TASK TO COMPLETE
Reproduce every line of the records verbatim, from the line containing "menu-children-s: S1 S2" down to the line containing "menu-node-p1[interactable]: Δ /", with both of those lines included.

>> begin RECORDS TO PROCESS

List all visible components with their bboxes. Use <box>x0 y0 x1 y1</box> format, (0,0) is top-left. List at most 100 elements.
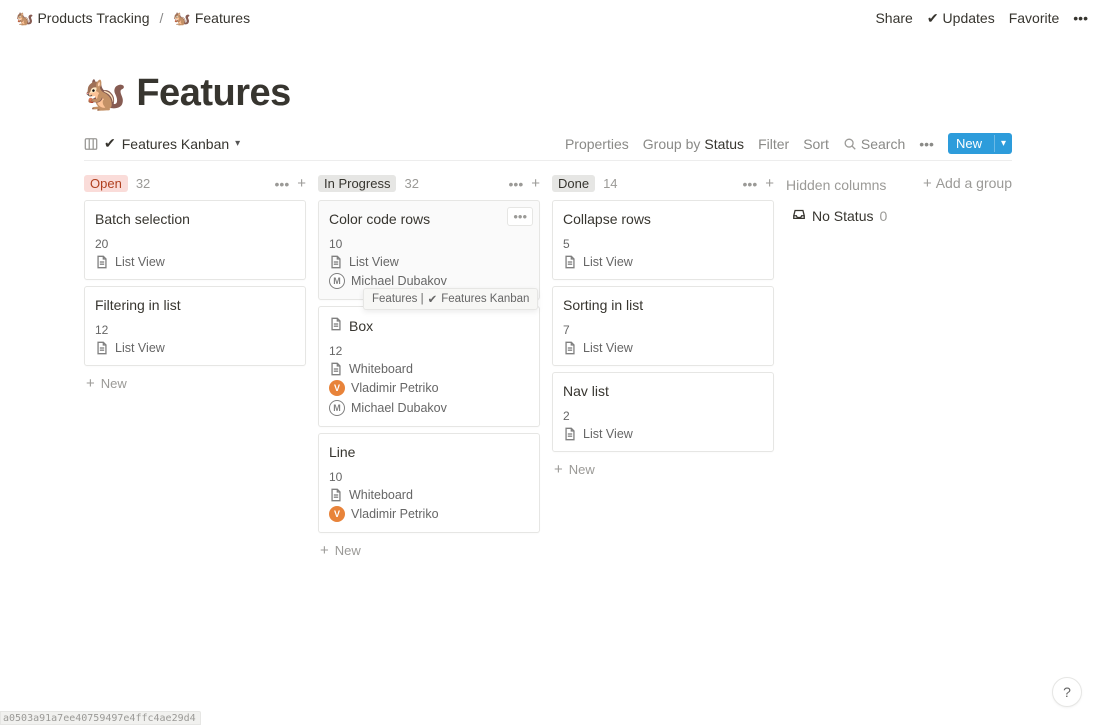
view-more-icon[interactable]: ••• <box>919 136 934 152</box>
card-more-icon[interactable]: ••• <box>507 207 533 226</box>
column-header: Open 32 ••• + <box>84 175 306 192</box>
card-property-label: Michael Dubakov <box>351 274 447 288</box>
inbox-icon <box>792 207 806 224</box>
card-title: Color code rows <box>329 211 430 227</box>
top-actions: Share ✔ Updates Favorite ••• <box>875 10 1088 27</box>
column-count: 32 <box>404 176 418 191</box>
topbar: 🐿️ Products Tracking / 🐿️ Features Share… <box>0 0 1100 36</box>
doc-icon <box>563 341 577 355</box>
filter-button[interactable]: Filter <box>758 136 789 152</box>
no-status-count: 0 <box>879 208 887 224</box>
doc-icon <box>95 255 109 269</box>
card-property-row: List View <box>95 255 295 269</box>
more-icon[interactable]: ••• <box>1073 10 1088 26</box>
search-label: Search <box>861 136 905 152</box>
add-card-button[interactable]: +New <box>552 458 774 481</box>
status-pill[interactable]: Open <box>84 175 128 192</box>
breadcrumb-parent[interactable]: 🐿️ Products Tracking <box>12 8 154 28</box>
hidden-columns-label[interactable]: Hidden columns <box>786 175 886 193</box>
group-by-button[interactable]: Group by Status <box>643 136 744 152</box>
doc-icon <box>95 341 109 355</box>
column-header: In Progress 32 ••• + <box>318 175 540 192</box>
kanban-card[interactable]: Color code rows10List ViewMMichael Dubak… <box>318 200 540 300</box>
card-number: 7 <box>563 323 763 337</box>
share-button[interactable]: Share <box>875 10 912 26</box>
no-status-label: No Status <box>812 208 873 224</box>
card-property-label: List View <box>115 255 165 269</box>
add-group-button[interactable]: +Add a group <box>898 175 1012 191</box>
avatar: V <box>329 506 345 522</box>
column-more-icon[interactable]: ••• <box>509 176 524 192</box>
board-side-panel: Hidden columns +Add a group No Status 0 <box>786 175 1012 224</box>
help-button[interactable]: ? <box>1052 677 1082 707</box>
card-property-label: List View <box>583 341 633 355</box>
kanban-card[interactable]: Batch selection20List View <box>84 200 306 280</box>
card-property-label: Vladimir Petriko <box>351 381 439 395</box>
column-count: 32 <box>136 176 150 191</box>
new-label: New <box>101 376 127 391</box>
updates-label: Updates <box>943 10 995 26</box>
card-title: Line <box>329 444 355 460</box>
card-property-row: List View <box>95 341 295 355</box>
column-add-icon[interactable]: + <box>531 176 540 191</box>
view-options: Properties Group by Status Filter Sort S… <box>565 133 1012 154</box>
kanban-card[interactable]: Sorting in list 7 List View <box>552 286 774 366</box>
card-title: Sorting in list <box>563 297 643 313</box>
column-more-icon[interactable]: ••• <box>743 176 758 192</box>
title-row: 🐿️ Features <box>84 72 1012 115</box>
card-number: 20 <box>95 237 295 251</box>
sort-button[interactable]: Sort <box>803 136 829 152</box>
kanban-card[interactable]: Filtering in list12List View <box>84 286 306 366</box>
view-switcher[interactable]: ✔ Features Kanban ▾ <box>84 135 240 152</box>
card-number: 10 <box>329 470 529 484</box>
search-icon <box>843 137 857 151</box>
add-card-button[interactable]: +New <box>318 539 540 562</box>
page: 🐿️ Features ✔ Features Kanban ▾ Properti… <box>0 36 1100 562</box>
card-property-row: Whiteboard <box>329 488 529 502</box>
add-card-button[interactable]: + New <box>84 372 306 395</box>
kanban-card[interactable]: Nav list2List View <box>552 372 774 452</box>
breadcrumb: 🐿️ Products Tracking / 🐿️ Features <box>12 8 254 28</box>
avatar: M <box>329 273 345 289</box>
card-number: 5 <box>563 237 763 251</box>
page-title[interactable]: Features <box>136 72 290 115</box>
card-title: Filtering in list <box>95 297 181 313</box>
kanban-board: Open32•••+Batch selection20List ViewFilt… <box>84 175 1012 562</box>
favorite-button[interactable]: Favorite <box>1009 10 1060 26</box>
page-icon[interactable]: 🐿️ <box>84 74 126 114</box>
column-add-icon[interactable]: + <box>765 176 774 191</box>
card-title: Nav list <box>563 383 609 399</box>
avatar: M <box>329 400 345 416</box>
card-property-row: List View <box>563 427 763 441</box>
breadcrumb-current-icon: 🐿️ <box>173 11 190 25</box>
kanban-column: Done14•••+Collapse rows5List ViewSorting… <box>552 175 774 481</box>
kanban-card[interactable]: Line10WhiteboardVVladimir Petriko <box>318 433 540 533</box>
kanban-card[interactable]: Collapse rows 5 List View <box>552 200 774 280</box>
breadcrumb-parent-label: Products Tracking <box>37 10 149 26</box>
column-add-icon[interactable]: + <box>297 176 306 191</box>
card-property-label: List View <box>583 255 633 269</box>
new-label: New <box>335 543 361 558</box>
updates-button[interactable]: ✔ Updates <box>927 10 995 27</box>
card-title: Collapse rows <box>563 211 651 227</box>
breadcrumb-current[interactable]: 🐿️ Features <box>169 8 254 28</box>
properties-button[interactable]: Properties <box>565 136 629 152</box>
tooltip-prefix: Features | <box>372 293 424 305</box>
card-property-label: List View <box>115 341 165 355</box>
search-button[interactable]: Search <box>843 136 905 152</box>
doc-icon <box>563 427 577 441</box>
card-property-label: Whiteboard <box>349 362 413 376</box>
card-title: Box <box>349 318 373 334</box>
status-pill[interactable]: Done <box>552 175 595 192</box>
new-button[interactable]: New ▾ <box>948 133 1012 154</box>
column-header: Done14•••+ <box>552 175 774 192</box>
doc-icon <box>329 317 343 334</box>
column-more-icon[interactable]: ••• <box>275 176 290 192</box>
status-pill[interactable]: In Progress <box>318 175 396 192</box>
plus-icon: + <box>86 376 95 391</box>
no-status-group[interactable]: No Status 0 <box>786 207 1012 224</box>
card-property-row: List View <box>563 341 763 355</box>
plus-icon: + <box>923 176 932 191</box>
kanban-card[interactable]: Box12WhiteboardVVladimir PetrikoMMichael… <box>318 306 540 427</box>
chevron-down-icon[interactable]: ▾ <box>994 135 1012 152</box>
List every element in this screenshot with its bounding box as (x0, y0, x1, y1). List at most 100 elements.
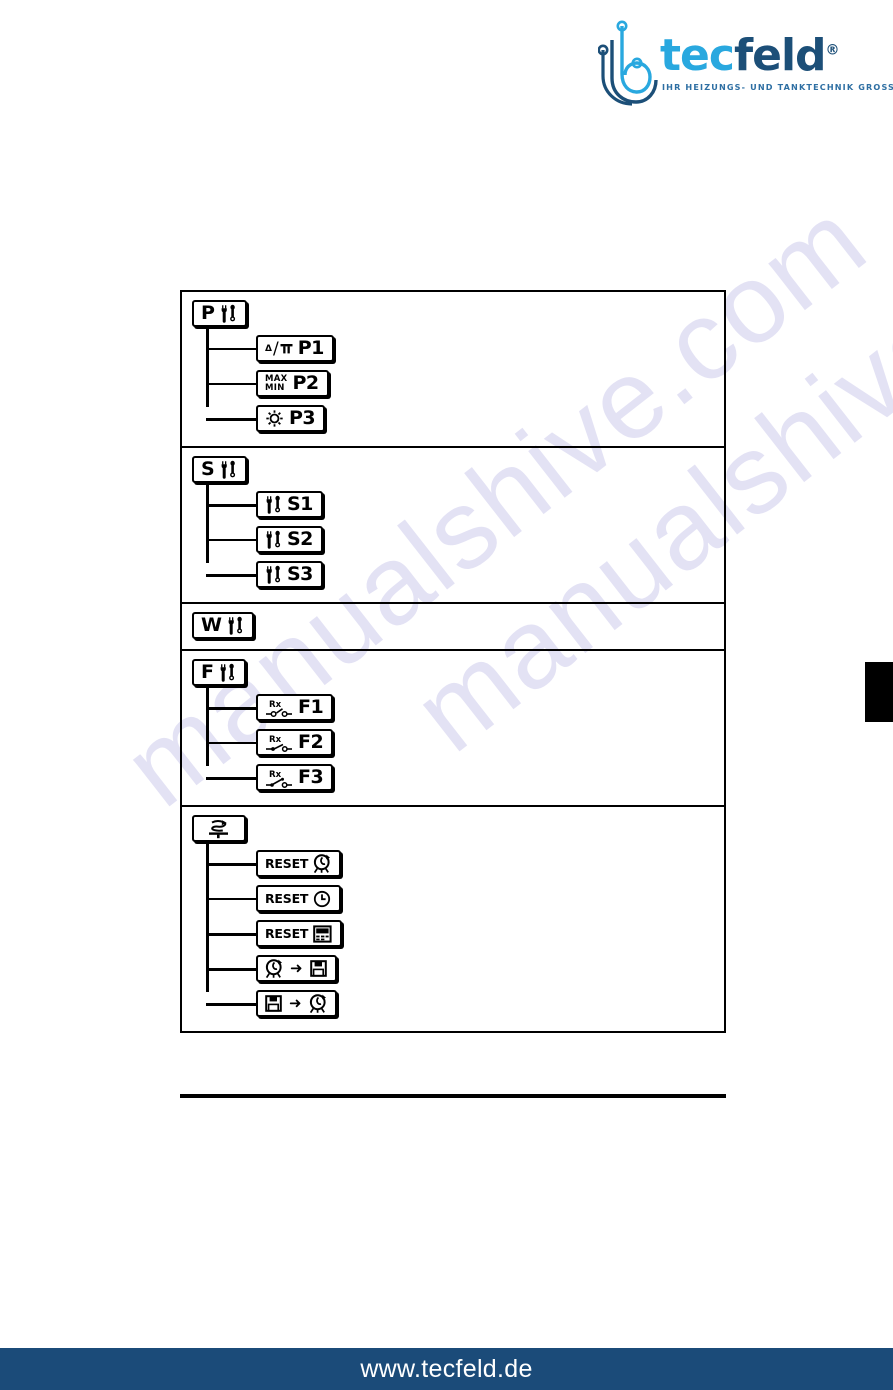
menu-children-s: S1 S2 S3 (206, 471, 724, 592)
menu-node-reset-hours[interactable]: RESET (256, 885, 342, 912)
menu-node-f1[interactable]: Rx F1 (256, 694, 334, 721)
menu-node-memory-to-burner[interactable]: ➜ (256, 990, 337, 1017)
brand-logo: tecfeld® IHR HEIZUNGS- UND TANKTECHNIK G… (597, 14, 893, 113)
tools-icon (227, 616, 244, 635)
menu-node-reset-burner[interactable]: RESET (256, 850, 342, 877)
menu-node-s1[interactable]: S1 (256, 491, 323, 518)
menu-group-service: RESET RESET RESET ➜ ➜ (182, 807, 724, 1031)
menu-item-f3[interactable]: Rx F3 (206, 760, 724, 795)
menu-item-s1[interactable]: S1 (206, 487, 724, 522)
brand-wordmark-part1: tec (660, 30, 735, 81)
pressure-symbol-icon (280, 343, 293, 354)
menu-item-s3[interactable]: S3 (206, 557, 724, 592)
svg-text:Rx: Rx (269, 700, 282, 710)
menu-node-f[interactable]: F (192, 659, 246, 686)
document-page: manualshive.com manualshive.com tecfeld®… (0, 0, 893, 1390)
floppy-disk-icon (309, 960, 327, 977)
menu-item-p2[interactable]: MAX MIN P2 (206, 366, 724, 401)
menu-node-p2[interactable]: MAX MIN P2 (256, 370, 329, 397)
menu-group-p: P Δ / P1 MAX MIN P2 P3 (182, 292, 724, 448)
menu-node-p1[interactable]: Δ / P1 (256, 335, 334, 362)
menu-node-reset-display[interactable]: RESET (256, 920, 343, 947)
floppy-disk-icon (265, 995, 282, 1012)
delta-pressure-icon: Δ / (265, 339, 293, 359)
clock-icon (313, 890, 331, 908)
menu-children-service: RESET RESET RESET ➜ ➜ (206, 830, 724, 1021)
menu-item-memory-to-burner[interactable]: ➜ (206, 986, 724, 1021)
menu-node-service[interactable] (192, 815, 246, 842)
min-label: MIN (265, 382, 285, 393)
menu-node-burner-to-memory[interactable]: ➜ (256, 955, 337, 982)
display-panel-icon (313, 924, 332, 943)
menu-node-s2-label: S2 (287, 528, 313, 550)
menu-node-s1-label: S1 (287, 493, 313, 515)
svg-text:Rx: Rx (269, 770, 282, 780)
menu-node-s3-label: S3 (287, 563, 313, 585)
menu-tree-diagram: P Δ / P1 MAX MIN P2 P3 S S1 S2 S3 W F Rx… (180, 290, 726, 1033)
menu-node-p3[interactable]: P3 (256, 405, 326, 432)
menu-node-s-letter: S (201, 458, 215, 480)
registered-mark: ® (825, 42, 840, 59)
delta-pressure-numerator: Δ (265, 343, 272, 354)
burner-icon (313, 854, 331, 873)
footer-website-link[interactable]: www.tecfeld.de (360, 1355, 532, 1384)
reset-label: RESET (265, 891, 309, 906)
menu-group-f: F Rx F1 Rx F2 Rx F3 (182, 651, 724, 807)
brand-tagline: IHR HEIZUNGS- UND TANKTECHNIK GROSSHANDE… (662, 82, 893, 92)
tools-icon (265, 530, 282, 549)
burner-icon (265, 959, 283, 978)
svg-text:Rx: Rx (269, 735, 282, 745)
menu-node-w[interactable]: W (192, 612, 254, 639)
tools-icon (265, 495, 282, 514)
fraction-slash: / (272, 338, 279, 359)
menu-node-s[interactable]: S (192, 456, 247, 483)
page-footer: www.tecfeld.de (0, 1348, 893, 1390)
menu-node-f1-label: F1 (298, 696, 324, 718)
relay-contact-changeover-icon: Rx (265, 767, 293, 789)
menu-item-burner-to-memory[interactable]: ➜ (206, 951, 724, 986)
menu-node-f3-label: F3 (298, 766, 324, 788)
tools-icon (220, 460, 237, 479)
page-edge-tab-marker (865, 662, 893, 722)
brand-wordmark: tecfeld® (660, 34, 840, 78)
menu-node-s3[interactable]: S3 (256, 561, 323, 588)
arrow-right-icon: ➜ (289, 994, 302, 1012)
reset-label: RESET (265, 926, 309, 941)
menu-node-f-letter: F (201, 661, 214, 683)
menu-item-reset-hours[interactable]: RESET (206, 881, 724, 916)
menu-item-s2[interactable]: S2 (206, 522, 724, 557)
relay-contact-open-icon: Rx (265, 697, 293, 719)
reset-label: RESET (265, 856, 309, 871)
section-divider-rule (180, 1094, 726, 1098)
menu-node-p[interactable]: P (192, 300, 247, 327)
menu-item-reset-display[interactable]: RESET (206, 916, 724, 951)
menu-item-p1[interactable]: Δ / P1 (206, 331, 724, 366)
tools-icon (265, 565, 282, 584)
service-hand-icon (206, 819, 236, 839)
tools-icon (220, 304, 237, 323)
menu-children-p: Δ / P1 MAX MIN P2 P3 (206, 315, 724, 436)
menu-group-s: S S1 S2 S3 (182, 448, 724, 604)
menu-node-f2-label: F2 (298, 731, 324, 753)
burner-icon (309, 994, 327, 1013)
menu-item-reset-burner[interactable]: RESET (206, 846, 724, 881)
menu-node-f2[interactable]: Rx F2 (256, 729, 334, 756)
brand-wordmark-part2: feld (733, 30, 827, 81)
menu-node-p-letter: P (201, 302, 215, 324)
menu-item-f2[interactable]: Rx F2 (206, 725, 724, 760)
menu-children-f: Rx F1 Rx F2 Rx F3 (206, 674, 724, 795)
menu-node-p1-label: P1 (297, 337, 325, 359)
relay-contact-closed-icon: Rx (265, 732, 293, 754)
menu-group-w: W (182, 604, 724, 651)
gear-icon (265, 409, 284, 428)
menu-node-s2[interactable]: S2 (256, 526, 323, 553)
menu-node-w-letter: W (201, 614, 222, 636)
tools-icon (219, 663, 236, 682)
menu-item-p3[interactable]: P3 (206, 401, 724, 436)
tecfeld-symbol-icon (597, 16, 660, 113)
menu-item-f1[interactable]: Rx F1 (206, 690, 724, 725)
menu-node-f3[interactable]: Rx F3 (256, 764, 334, 791)
menu-node-p3-label: P3 (289, 407, 316, 429)
menu-node-p2-label: P2 (292, 372, 320, 394)
max-min-icon: MAX MIN (265, 374, 288, 393)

>> end RECORDS TO PROCESS

RESULT
menu-children-s: S1 S2 S3 (206, 471, 724, 592)
menu-node-reset-hours[interactable]: RESET (256, 885, 342, 912)
menu-node-f1[interactable]: Rx F1 (256, 694, 334, 721)
menu-node-memory-to-burner[interactable]: ➜ (256, 990, 337, 1017)
brand-logo: tecfeld® IHR HEIZUNGS- UND TANKTECHNIK G… (597, 14, 893, 113)
tools-icon (227, 616, 244, 635)
menu-node-reset-burner[interactable]: RESET (256, 850, 342, 877)
menu-node-s1[interactable]: S1 (256, 491, 323, 518)
menu-group-service: RESET RESET RESET ➜ ➜ (182, 807, 724, 1031)
menu-item-f3[interactable]: Rx F3 (206, 760, 724, 795)
menu-item-s1[interactable]: S1 (206, 487, 724, 522)
brand-wordmark-part1: tec (660, 30, 735, 81)
pressure-symbol-icon (280, 343, 293, 354)
menu-item-s3[interactable]: S3 (206, 557, 724, 592)
svg-text:Rx: Rx (269, 700, 282, 710)
menu-node-f[interactable]: F (192, 659, 246, 686)
document-page: manualshive.com manualshive.com tecfeld®… (0, 0, 893, 1390)
floppy-disk-icon (309, 960, 327, 977)
menu-item-p2[interactable]: MAX MIN P2 (206, 366, 724, 401)
menu-node-p2[interactable]: MAX MIN P2 (256, 370, 329, 397)
menu-group-p: P Δ / P1 MAX MIN P2 P3 (182, 292, 724, 448)
menu-node-p1[interactable]: Δ / P1 (256, 335, 334, 362)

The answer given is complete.